[Data entries]

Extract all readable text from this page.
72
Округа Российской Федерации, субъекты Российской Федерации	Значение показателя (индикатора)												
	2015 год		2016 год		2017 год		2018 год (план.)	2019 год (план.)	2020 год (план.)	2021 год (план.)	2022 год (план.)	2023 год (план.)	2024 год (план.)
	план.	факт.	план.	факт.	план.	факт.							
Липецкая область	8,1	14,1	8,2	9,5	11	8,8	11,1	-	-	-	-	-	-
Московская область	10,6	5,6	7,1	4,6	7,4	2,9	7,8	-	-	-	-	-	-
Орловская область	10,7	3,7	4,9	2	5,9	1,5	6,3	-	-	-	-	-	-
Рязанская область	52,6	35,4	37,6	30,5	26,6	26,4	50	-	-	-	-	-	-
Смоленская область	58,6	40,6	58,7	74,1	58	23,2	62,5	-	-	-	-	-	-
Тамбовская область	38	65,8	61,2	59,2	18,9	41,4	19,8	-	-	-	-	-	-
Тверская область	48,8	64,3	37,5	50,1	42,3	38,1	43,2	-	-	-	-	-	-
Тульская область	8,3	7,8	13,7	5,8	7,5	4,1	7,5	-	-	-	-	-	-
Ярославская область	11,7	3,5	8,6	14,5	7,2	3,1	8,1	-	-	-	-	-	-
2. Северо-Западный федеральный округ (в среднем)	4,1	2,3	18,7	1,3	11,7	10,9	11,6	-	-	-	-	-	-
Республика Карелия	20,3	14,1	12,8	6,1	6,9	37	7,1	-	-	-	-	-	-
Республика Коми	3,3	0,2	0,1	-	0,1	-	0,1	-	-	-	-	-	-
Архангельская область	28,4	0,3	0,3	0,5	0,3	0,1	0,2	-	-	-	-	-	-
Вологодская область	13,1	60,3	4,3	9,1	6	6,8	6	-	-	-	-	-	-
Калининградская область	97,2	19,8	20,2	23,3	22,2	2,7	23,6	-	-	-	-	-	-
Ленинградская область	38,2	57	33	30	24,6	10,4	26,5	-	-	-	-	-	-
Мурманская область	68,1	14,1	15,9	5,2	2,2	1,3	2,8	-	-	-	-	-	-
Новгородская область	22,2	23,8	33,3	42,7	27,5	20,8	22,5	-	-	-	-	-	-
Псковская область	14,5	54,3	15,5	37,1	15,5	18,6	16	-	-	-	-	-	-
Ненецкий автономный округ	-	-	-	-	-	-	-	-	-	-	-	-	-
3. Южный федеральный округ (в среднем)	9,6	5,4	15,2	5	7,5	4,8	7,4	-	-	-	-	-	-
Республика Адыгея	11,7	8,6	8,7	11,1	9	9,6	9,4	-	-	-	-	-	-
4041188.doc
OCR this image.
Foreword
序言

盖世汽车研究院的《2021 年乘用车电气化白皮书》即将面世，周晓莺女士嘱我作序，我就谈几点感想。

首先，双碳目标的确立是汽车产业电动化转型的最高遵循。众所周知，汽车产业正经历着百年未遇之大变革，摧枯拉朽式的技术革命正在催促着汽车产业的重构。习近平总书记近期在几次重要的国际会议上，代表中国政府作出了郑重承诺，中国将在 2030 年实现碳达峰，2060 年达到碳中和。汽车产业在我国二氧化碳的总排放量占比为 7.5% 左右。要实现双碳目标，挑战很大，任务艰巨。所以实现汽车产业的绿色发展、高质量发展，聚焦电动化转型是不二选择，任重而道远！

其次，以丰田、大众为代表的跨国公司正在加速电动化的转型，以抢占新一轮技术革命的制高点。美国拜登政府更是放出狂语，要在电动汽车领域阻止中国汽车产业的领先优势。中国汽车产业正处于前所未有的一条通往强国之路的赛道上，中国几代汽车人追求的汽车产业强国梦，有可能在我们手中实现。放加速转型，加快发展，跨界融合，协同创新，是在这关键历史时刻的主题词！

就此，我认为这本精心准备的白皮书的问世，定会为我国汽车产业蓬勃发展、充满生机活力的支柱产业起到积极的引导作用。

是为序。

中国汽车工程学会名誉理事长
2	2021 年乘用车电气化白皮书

GIVEN PROBLEM:
Pick out every line holding the string "Республика" and return it.

ANSWER TO THIS TASK:
Республика Карелия	20,3	14,1	12,8	6,1	6,9	37	7,1	-	-	-	-	-	-
Республика Коми	3,3	0,2	0,1	-	0,1	-	0,1	-	-	-	-	-	-
Республика Адыгея	11,7	8,6	8,7	11,1	9	9,6	9,4	-	-	-	-	-	-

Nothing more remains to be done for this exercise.